## Stated problem
Pictures do not belong in the copy; restate the records below word for word.

— Start Data entries —

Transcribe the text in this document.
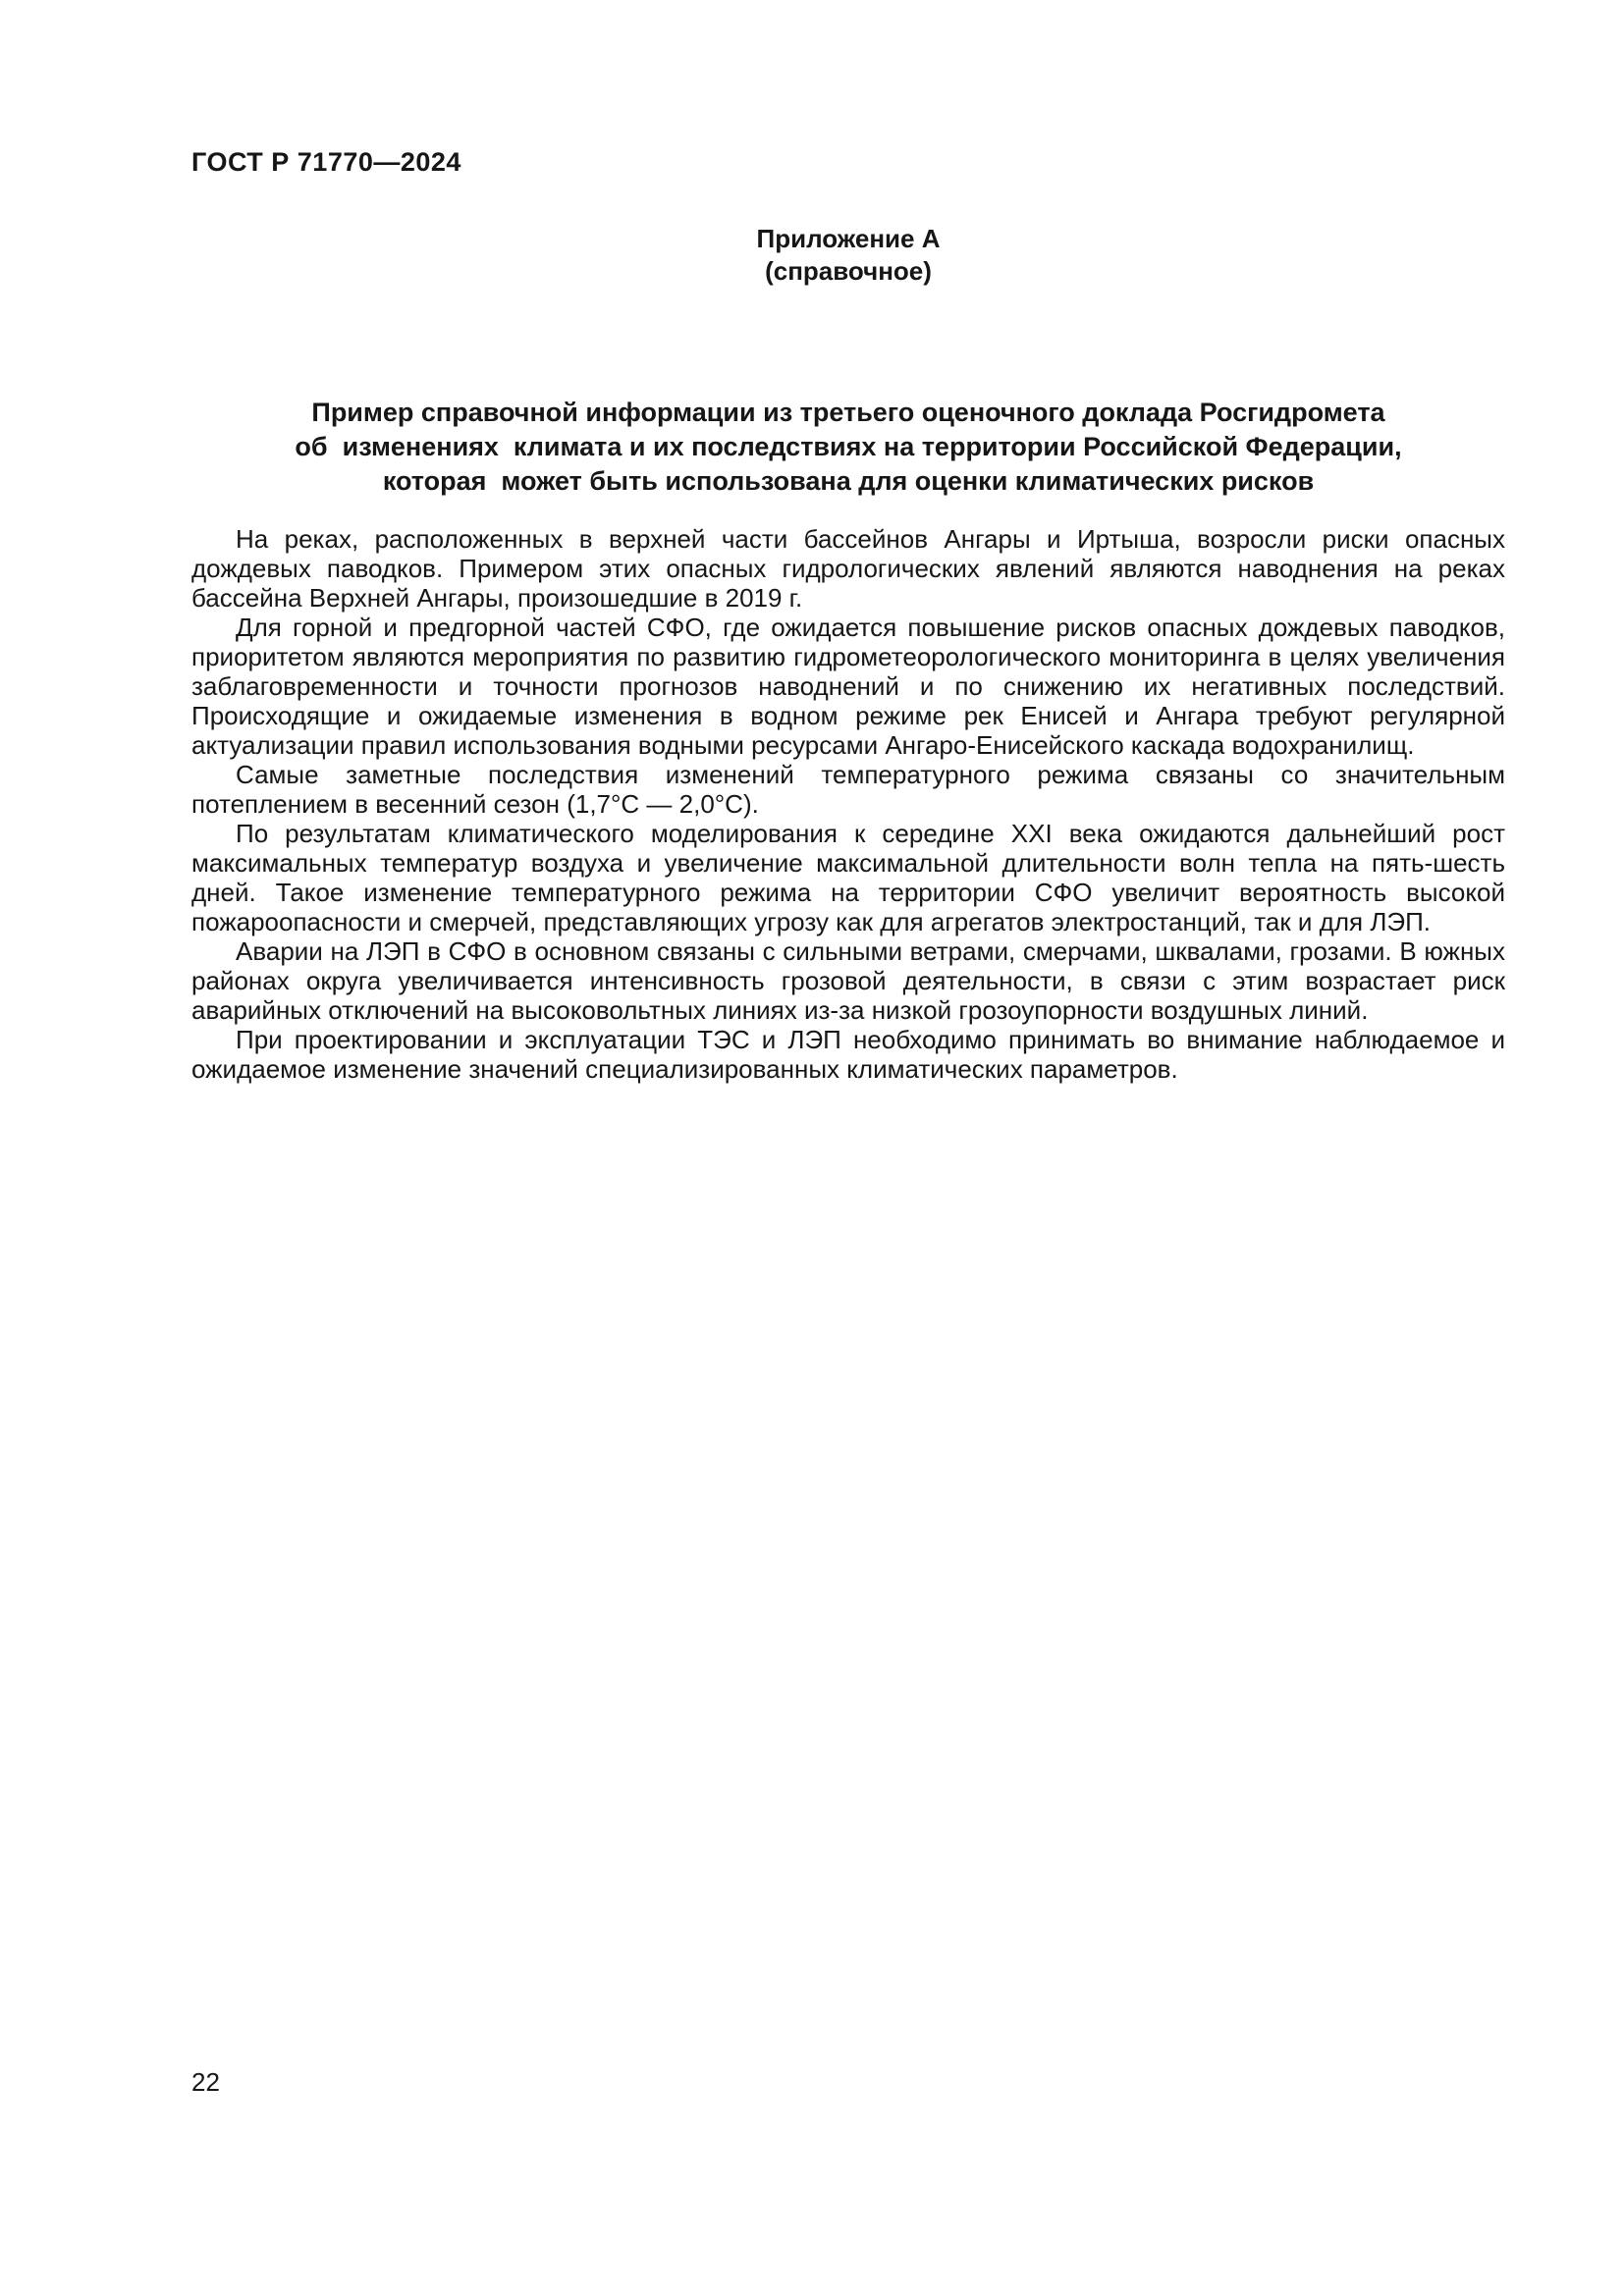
ГОСТ Р 71770—2024
Приложение А
(справочное)
Пример справочной информации из третьего оценочного доклада Росгидромета
об  изменениях  климата и их последствиях на территории Российской Федерации,
которая  может быть использована для оценки климатических рисков

На реках, расположенных в верхней части бассейнов Ангары и Иртыша, возросли риски опасных дождевых паводков. Примером этих опасных гидрологических явлений являются наводнения на реках бассейна Верхней Ангары, произошедшие в 2019 г.

Для горной и предгорной частей СФО, где ожидается повышение рисков опасных дождевых паводков, приоритетом являются мероприятия по развитию гидрометеорологического мониторинга в целях увеличения заблаговременности и точности прогнозов наводнений и по снижению их негативных последствий. Происходящие и ожидаемые изменения в водном режиме рек Енисей и Ангара требуют регулярной актуализации правил использования водными ресурсами Ангаро-Енисейского каскада водохранилищ.

Самые заметные последствия изменений температурного режима связаны со значительным потеплением в весенний сезон (1,7°С — 2,0°С).

По результатам климатического моделирования к середине XXI века ожидаются дальнейший рост максимальных температур воздуха и увеличение максимальной длительности волн тепла на пять-шесть дней. Такое изменение температурного режима на территории СФО увеличит вероятность высокой пожароопасности и смерчей, представляющих угрозу как для агрегатов электростанций, так и для ЛЭП.

Аварии на ЛЭП в СФО в основном связаны с сильными ветрами, смерчами, шквалами, грозами. В южных районах округа увеличивается интенсивность грозовой деятельности, в связи с этим возрастает риск аварийных отключений на высоковольтных линиях из-за низкой грозоупорности воздушных линий.

При проектировании и эксплуатации ТЭС и ЛЭП необходимо принимать во внимание наблюдаемое и ожидаемое изменение значений специализированных климатических параметров.

22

— End Data entries —

## Worked answer
Transcribe the text in this document.
ГОСТ Р 71770—2024
Приложение А
(справочное)
Пример справочной информации из третьего оценочного доклада Росгидромета
об  изменениях  климата и их последствиях на территории Российской Федерации,
которая  может быть использована для оценки климатических рисков

На реках, расположенных в верхней части бассейнов Ангары и Иртыша, возросли риски опасных дождевых паводков. Примером этих опасных гидрологических явлений являются наводнения на реках бассейна Верхней Ангары, произошедшие в 2019 г.

Для горной и предгорной частей СФО, где ожидается повышение рисков опасных дождевых паводков, приоритетом являются мероприятия по развитию гидрометеорологического мониторинга в целях увеличения заблаговременности и точности прогнозов наводнений и по снижению их негативных последствий. Происходящие и ожидаемые изменения в водном режиме рек Енисей и Ангара требуют регулярной актуализации правил использования водными ресурсами Ангаро-Енисейского каскада водохранилищ.

Самые заметные последствия изменений температурного режима связаны со значительным потеплением в весенний сезон (1,7°С — 2,0°С).

По результатам климатического моделирования к середине XXI века ожидаются дальнейший рост максимальных температур воздуха и увеличение максимальной длительности волн тепла на пять-шесть дней. Такое изменение температурного режима на территории СФО увеличит вероятность высокой пожароопасности и смерчей, представляющих угрозу как для агрегатов электростанций, так и для ЛЭП.

Аварии на ЛЭП в СФО в основном связаны с сильными ветрами, смерчами, шквалами, грозами. В южных районах округа увеличивается интенсивность грозовой деятельности, в связи с этим возрастает риск аварийных отключений на высоковольтных линиях из-за низкой грозоупорности воздушных линий.

При проектировании и эксплуатации ТЭС и ЛЭП необходимо принимать во внимание наблюдаемое и ожидаемое изменение значений специализированных климатических параметров.

22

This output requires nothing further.